Goal.
Omit all images, then return the remaining material exactly as it stands.

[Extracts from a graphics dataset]
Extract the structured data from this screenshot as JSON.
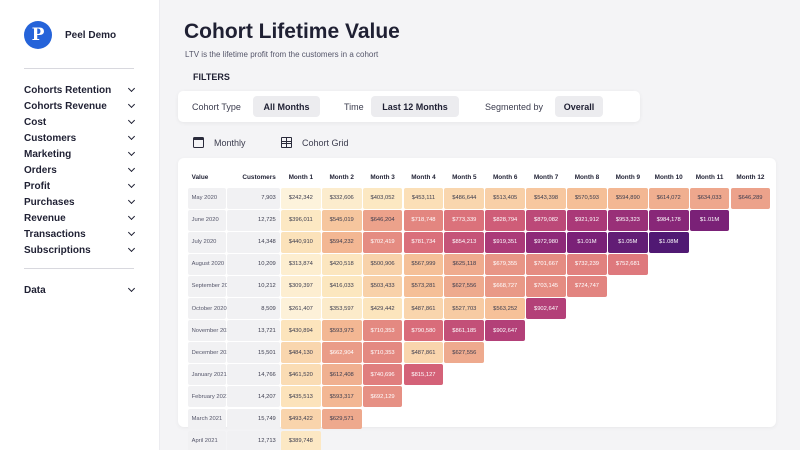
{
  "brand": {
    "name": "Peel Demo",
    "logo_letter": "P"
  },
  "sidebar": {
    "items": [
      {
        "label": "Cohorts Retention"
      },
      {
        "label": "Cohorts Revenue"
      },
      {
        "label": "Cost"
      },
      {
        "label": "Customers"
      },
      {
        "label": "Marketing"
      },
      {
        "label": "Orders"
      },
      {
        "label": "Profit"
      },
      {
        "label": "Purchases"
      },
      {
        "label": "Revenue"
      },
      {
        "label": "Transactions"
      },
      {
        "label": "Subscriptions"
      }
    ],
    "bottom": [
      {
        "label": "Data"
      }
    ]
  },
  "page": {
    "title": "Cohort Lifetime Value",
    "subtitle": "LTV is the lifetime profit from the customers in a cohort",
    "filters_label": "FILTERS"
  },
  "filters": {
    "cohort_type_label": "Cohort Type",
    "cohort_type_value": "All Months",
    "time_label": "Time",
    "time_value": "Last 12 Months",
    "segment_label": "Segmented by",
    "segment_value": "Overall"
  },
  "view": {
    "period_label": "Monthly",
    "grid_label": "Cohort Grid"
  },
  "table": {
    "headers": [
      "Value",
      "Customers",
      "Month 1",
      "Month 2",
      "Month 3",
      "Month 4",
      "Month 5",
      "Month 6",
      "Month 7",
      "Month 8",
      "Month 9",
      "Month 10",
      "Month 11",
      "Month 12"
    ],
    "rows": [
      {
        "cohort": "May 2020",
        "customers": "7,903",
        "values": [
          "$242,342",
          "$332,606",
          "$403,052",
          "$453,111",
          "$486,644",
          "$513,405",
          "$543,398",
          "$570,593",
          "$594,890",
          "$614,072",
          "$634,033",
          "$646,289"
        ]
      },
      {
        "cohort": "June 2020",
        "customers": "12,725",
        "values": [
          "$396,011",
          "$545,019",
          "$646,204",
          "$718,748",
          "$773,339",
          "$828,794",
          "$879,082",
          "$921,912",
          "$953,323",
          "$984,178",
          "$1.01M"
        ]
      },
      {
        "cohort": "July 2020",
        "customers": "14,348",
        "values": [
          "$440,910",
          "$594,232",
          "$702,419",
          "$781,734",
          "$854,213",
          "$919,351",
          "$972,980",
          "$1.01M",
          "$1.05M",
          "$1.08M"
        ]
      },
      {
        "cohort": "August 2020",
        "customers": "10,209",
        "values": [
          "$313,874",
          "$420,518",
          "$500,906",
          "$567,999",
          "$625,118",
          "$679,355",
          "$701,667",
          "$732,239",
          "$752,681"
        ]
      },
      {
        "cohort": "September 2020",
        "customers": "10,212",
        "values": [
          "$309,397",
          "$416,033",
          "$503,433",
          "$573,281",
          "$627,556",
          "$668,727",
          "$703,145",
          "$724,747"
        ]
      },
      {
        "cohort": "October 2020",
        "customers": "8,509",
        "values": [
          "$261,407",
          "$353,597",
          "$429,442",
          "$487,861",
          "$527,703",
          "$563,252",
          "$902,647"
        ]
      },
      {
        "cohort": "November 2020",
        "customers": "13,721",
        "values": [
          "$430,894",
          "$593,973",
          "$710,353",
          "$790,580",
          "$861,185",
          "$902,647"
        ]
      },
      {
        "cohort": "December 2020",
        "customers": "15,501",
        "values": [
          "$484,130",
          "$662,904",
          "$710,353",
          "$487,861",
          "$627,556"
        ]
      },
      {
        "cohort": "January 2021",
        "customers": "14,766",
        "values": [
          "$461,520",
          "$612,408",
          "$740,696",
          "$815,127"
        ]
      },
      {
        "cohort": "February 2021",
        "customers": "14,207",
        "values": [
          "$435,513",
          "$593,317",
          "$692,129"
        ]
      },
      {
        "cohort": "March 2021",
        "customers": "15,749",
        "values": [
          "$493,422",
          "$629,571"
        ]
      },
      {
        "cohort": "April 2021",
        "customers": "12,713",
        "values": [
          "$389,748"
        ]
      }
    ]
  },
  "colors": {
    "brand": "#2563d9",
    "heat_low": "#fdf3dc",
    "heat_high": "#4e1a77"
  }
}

Output for this exercise.
Extract the structured data from this screenshot as JSON.
{
  "brand": {
    "name": "Peel Demo",
    "logo_letter": "P"
  },
  "sidebar": {
    "items": [
      {
        "label": "Cohorts Retention"
      },
      {
        "label": "Cohorts Revenue"
      },
      {
        "label": "Cost"
      },
      {
        "label": "Customers"
      },
      {
        "label": "Marketing"
      },
      {
        "label": "Orders"
      },
      {
        "label": "Profit"
      },
      {
        "label": "Purchases"
      },
      {
        "label": "Revenue"
      },
      {
        "label": "Transactions"
      },
      {
        "label": "Subscriptions"
      }
    ],
    "bottom": [
      {
        "label": "Data"
      }
    ]
  },
  "page": {
    "title": "Cohort Lifetime Value",
    "subtitle": "LTV is the lifetime profit from the customers in a cohort",
    "filters_label": "FILTERS"
  },
  "filters": {
    "cohort_type_label": "Cohort Type",
    "cohort_type_value": "All Months",
    "time_label": "Time",
    "time_value": "Last 12 Months",
    "segment_label": "Segmented by",
    "segment_value": "Overall"
  },
  "view": {
    "period_label": "Monthly",
    "grid_label": "Cohort Grid"
  },
  "table": {
    "headers": [
      "Value",
      "Customers",
      "Month 1",
      "Month 2",
      "Month 3",
      "Month 4",
      "Month 5",
      "Month 6",
      "Month 7",
      "Month 8",
      "Month 9",
      "Month 10",
      "Month 11",
      "Month 12"
    ],
    "rows": [
      {
        "cohort": "May 2020",
        "customers": "7,903",
        "values": [
          "$242,342",
          "$332,606",
          "$403,052",
          "$453,111",
          "$486,644",
          "$513,405",
          "$543,398",
          "$570,593",
          "$594,890",
          "$614,072",
          "$634,033",
          "$646,289"
        ]
      },
      {
        "cohort": "June 2020",
        "customers": "12,725",
        "values": [
          "$396,011",
          "$545,019",
          "$646,204",
          "$718,748",
          "$773,339",
          "$828,794",
          "$879,082",
          "$921,912",
          "$953,323",
          "$984,178",
          "$1.01M"
        ]
      },
      {
        "cohort": "July 2020",
        "customers": "14,348",
        "values": [
          "$440,910",
          "$594,232",
          "$702,419",
          "$781,734",
          "$854,213",
          "$919,351",
          "$972,980",
          "$1.01M",
          "$1.05M",
          "$1.08M"
        ]
      },
      {
        "cohort": "August 2020",
        "customers": "10,209",
        "values": [
          "$313,874",
          "$420,518",
          "$500,906",
          "$567,999",
          "$625,118",
          "$679,355",
          "$701,667",
          "$732,239",
          "$752,681"
        ]
      },
      {
        "cohort": "September 2020",
        "customers": "10,212",
        "values": [
          "$309,397",
          "$416,033",
          "$503,433",
          "$573,281",
          "$627,556",
          "$668,727",
          "$703,145",
          "$724,747"
        ]
      },
      {
        "cohort": "October 2020",
        "customers": "8,509",
        "values": [
          "$261,407",
          "$353,597",
          "$429,442",
          "$487,861",
          "$527,703",
          "$563,252",
          "$902,647"
        ]
      },
      {
        "cohort": "November 2020",
        "customers": "13,721",
        "values": [
          "$430,894",
          "$593,973",
          "$710,353",
          "$790,580",
          "$861,185",
          "$902,647"
        ]
      },
      {
        "cohort": "December 2020",
        "customers": "15,501",
        "values": [
          "$484,130",
          "$662,904",
          "$710,353",
          "$487,861",
          "$627,556"
        ]
      },
      {
        "cohort": "January 2021",
        "customers": "14,766",
        "values": [
          "$461,520",
          "$612,408",
          "$740,696",
          "$815,127"
        ]
      },
      {
        "cohort": "February 2021",
        "customers": "14,207",
        "values": [
          "$435,513",
          "$593,317",
          "$692,129"
        ]
      },
      {
        "cohort": "March 2021",
        "customers": "15,749",
        "values": [
          "$493,422",
          "$629,571"
        ]
      },
      {
        "cohort": "April 2021",
        "customers": "12,713",
        "values": [
          "$389,748"
        ]
      }
    ]
  },
  "colors": {
    "brand": "#2563d9",
    "heat_low": "#fdf3dc",
    "heat_high": "#4e1a77"
  }
}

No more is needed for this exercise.